Task prompt: Each line of the data that includes the string "every" is to be copied out.

** START Dataset records **

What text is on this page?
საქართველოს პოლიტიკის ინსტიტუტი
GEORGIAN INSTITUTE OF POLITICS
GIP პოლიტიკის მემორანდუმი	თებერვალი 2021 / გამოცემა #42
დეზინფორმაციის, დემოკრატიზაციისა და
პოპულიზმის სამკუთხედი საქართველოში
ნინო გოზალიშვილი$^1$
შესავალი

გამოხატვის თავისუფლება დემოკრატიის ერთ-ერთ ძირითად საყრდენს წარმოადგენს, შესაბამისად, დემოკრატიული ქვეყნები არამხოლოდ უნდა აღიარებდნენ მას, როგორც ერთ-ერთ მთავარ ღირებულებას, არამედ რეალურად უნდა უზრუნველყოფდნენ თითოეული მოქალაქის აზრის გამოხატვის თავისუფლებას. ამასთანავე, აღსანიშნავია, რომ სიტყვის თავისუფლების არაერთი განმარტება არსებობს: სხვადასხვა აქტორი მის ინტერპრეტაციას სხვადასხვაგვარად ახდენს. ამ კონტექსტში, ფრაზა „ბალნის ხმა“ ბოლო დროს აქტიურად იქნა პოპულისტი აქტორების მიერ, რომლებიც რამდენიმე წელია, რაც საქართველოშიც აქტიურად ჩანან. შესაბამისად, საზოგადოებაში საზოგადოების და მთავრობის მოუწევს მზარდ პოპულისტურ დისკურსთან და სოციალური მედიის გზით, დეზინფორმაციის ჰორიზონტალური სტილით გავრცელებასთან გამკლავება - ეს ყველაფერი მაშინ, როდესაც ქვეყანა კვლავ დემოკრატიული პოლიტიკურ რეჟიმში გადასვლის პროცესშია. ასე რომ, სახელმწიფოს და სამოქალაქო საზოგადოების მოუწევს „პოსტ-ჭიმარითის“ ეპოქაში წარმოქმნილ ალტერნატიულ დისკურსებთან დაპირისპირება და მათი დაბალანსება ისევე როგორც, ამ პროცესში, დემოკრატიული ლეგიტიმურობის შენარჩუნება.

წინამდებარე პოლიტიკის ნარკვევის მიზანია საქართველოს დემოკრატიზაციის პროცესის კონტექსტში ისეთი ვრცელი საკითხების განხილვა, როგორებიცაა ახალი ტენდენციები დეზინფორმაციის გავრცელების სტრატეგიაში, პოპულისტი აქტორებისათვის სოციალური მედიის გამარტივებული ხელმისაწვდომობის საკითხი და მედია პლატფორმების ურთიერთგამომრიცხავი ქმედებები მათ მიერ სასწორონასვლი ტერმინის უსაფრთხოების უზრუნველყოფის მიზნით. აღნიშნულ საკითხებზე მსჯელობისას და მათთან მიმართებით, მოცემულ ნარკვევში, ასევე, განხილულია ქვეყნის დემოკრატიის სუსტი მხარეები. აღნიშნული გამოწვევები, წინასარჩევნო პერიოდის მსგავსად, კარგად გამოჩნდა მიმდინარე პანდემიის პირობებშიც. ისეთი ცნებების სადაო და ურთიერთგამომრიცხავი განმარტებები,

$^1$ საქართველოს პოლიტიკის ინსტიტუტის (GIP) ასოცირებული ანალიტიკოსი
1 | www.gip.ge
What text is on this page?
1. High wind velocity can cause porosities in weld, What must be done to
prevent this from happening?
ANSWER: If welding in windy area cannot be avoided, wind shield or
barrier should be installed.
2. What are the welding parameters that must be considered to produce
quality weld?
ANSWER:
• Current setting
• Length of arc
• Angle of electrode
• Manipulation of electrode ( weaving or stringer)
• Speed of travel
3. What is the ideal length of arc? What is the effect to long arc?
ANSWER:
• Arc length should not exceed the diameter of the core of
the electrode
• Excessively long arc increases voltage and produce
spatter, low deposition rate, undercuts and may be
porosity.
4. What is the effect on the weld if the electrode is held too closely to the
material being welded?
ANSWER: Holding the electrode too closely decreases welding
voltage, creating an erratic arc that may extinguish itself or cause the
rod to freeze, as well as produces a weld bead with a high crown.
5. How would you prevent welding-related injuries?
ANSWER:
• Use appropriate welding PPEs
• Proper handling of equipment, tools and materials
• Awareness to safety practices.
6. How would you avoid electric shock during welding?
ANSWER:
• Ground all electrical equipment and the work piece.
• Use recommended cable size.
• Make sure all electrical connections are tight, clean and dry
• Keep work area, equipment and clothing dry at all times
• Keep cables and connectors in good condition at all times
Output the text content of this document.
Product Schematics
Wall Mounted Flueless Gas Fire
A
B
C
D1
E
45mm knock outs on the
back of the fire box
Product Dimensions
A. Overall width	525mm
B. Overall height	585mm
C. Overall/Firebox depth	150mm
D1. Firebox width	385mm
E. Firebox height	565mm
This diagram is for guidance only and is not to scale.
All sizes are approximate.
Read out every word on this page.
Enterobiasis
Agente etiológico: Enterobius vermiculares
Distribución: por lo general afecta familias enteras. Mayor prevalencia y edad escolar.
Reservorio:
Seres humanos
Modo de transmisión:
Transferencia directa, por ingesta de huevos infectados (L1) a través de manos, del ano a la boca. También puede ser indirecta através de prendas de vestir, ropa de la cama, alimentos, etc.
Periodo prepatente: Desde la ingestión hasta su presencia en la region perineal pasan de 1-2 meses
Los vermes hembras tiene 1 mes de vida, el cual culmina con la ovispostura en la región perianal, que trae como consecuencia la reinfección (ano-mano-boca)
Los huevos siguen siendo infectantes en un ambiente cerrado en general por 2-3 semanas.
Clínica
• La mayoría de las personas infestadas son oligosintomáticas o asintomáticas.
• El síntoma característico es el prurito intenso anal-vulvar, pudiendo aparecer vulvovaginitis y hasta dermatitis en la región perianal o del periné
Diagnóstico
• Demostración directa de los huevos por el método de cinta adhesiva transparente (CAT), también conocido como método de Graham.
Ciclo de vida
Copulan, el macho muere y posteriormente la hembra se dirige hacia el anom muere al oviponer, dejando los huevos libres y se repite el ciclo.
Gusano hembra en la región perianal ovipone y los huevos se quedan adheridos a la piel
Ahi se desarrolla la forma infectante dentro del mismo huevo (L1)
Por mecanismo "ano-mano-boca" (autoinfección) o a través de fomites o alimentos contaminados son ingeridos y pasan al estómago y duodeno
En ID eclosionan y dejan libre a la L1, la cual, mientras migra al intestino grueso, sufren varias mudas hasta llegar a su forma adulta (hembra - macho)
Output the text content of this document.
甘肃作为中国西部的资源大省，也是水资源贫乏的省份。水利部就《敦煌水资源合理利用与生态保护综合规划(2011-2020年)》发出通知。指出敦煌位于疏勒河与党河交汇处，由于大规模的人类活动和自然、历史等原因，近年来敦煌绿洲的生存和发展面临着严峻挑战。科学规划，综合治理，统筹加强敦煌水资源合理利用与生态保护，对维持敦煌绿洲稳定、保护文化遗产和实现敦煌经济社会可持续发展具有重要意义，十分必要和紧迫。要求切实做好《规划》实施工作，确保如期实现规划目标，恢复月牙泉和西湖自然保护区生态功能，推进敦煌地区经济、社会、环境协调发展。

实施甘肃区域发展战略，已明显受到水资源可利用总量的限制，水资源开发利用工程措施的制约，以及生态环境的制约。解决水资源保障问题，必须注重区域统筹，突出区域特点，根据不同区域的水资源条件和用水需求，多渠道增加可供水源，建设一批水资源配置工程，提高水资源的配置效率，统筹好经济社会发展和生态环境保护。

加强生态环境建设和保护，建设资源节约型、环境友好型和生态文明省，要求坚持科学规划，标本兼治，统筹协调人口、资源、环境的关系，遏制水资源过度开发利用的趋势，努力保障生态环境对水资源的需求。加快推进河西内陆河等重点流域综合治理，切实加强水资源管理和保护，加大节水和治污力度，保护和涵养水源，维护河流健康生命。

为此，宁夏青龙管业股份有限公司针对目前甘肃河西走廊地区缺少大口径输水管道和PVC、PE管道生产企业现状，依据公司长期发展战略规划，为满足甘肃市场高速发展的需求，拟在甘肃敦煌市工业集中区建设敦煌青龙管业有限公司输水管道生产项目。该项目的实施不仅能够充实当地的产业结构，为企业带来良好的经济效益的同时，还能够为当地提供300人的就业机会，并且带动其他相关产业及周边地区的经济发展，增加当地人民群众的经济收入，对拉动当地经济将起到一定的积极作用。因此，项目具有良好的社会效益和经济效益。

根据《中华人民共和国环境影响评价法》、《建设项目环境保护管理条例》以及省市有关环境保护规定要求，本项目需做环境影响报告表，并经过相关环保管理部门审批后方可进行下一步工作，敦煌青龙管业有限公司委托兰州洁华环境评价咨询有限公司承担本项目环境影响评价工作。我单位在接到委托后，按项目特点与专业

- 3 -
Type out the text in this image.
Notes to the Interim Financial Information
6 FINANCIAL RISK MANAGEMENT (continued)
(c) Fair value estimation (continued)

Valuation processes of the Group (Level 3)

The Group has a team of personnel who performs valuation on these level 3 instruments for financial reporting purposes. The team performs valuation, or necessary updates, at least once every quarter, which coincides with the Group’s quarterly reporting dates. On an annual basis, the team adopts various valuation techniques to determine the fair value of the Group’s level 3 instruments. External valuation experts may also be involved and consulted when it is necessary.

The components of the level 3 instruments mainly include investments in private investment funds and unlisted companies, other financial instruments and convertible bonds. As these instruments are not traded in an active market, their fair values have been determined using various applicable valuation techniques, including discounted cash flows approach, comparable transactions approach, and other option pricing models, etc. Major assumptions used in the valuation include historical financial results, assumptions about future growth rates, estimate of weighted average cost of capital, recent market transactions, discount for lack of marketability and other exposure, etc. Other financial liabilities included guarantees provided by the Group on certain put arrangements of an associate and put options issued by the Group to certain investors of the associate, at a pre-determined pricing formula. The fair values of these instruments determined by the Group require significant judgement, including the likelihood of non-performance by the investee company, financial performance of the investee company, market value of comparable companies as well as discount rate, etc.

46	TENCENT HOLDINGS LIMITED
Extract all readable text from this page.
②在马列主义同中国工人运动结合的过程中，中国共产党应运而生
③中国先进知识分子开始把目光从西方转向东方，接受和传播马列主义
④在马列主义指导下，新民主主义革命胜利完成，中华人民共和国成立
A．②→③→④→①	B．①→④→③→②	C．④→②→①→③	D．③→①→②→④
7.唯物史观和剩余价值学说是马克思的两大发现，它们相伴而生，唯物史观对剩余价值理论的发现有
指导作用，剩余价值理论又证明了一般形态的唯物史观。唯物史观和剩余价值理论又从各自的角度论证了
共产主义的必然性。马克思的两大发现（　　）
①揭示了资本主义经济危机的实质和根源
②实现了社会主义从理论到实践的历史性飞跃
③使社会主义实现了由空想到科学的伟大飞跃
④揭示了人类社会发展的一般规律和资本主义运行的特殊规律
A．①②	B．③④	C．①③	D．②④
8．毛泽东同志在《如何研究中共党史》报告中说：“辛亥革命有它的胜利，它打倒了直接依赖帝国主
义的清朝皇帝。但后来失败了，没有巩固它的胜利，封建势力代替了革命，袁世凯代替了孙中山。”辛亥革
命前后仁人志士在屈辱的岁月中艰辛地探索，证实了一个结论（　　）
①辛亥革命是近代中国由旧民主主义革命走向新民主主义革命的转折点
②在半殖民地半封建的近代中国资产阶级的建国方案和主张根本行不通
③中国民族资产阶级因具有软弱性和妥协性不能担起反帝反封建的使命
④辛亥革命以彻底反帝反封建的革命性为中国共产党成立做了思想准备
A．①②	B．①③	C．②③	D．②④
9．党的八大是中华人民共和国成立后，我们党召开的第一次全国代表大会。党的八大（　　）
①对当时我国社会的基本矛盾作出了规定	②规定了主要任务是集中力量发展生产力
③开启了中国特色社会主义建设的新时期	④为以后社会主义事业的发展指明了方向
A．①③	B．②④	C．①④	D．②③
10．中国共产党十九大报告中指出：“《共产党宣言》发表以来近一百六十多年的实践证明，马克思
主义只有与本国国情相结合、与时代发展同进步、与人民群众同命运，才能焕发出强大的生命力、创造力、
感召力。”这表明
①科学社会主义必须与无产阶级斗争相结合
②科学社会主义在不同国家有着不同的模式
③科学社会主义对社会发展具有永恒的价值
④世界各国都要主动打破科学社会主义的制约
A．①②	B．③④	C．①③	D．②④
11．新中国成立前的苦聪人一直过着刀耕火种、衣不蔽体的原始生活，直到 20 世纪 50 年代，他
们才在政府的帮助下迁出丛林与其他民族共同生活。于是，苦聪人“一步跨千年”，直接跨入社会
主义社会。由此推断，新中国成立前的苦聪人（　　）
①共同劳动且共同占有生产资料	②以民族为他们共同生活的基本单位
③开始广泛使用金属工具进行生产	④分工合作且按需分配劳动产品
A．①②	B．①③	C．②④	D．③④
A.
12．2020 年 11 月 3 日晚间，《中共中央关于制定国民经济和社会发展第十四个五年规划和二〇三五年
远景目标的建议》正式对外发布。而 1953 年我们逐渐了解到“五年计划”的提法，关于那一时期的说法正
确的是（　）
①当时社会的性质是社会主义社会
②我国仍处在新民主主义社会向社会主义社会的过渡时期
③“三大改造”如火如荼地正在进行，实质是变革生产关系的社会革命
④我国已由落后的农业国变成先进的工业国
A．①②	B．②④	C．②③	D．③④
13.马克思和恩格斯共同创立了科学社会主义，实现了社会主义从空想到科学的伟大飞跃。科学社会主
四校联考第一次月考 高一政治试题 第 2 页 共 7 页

** END Dataset records **

The completed task:
Read out every word on this page.
The Group has a team of personnel who performs valuation on these level 3 instruments for financial reporting purposes. The team performs valuation, or necessary updates, at least once every quarter, which coincides with the Group’s quarterly reporting dates. On an annual basis, the team adopts various valuation techniques to determine the fair value of the Group’s level 3 instruments. External valuation experts may also be involved and consulted when it is necessary.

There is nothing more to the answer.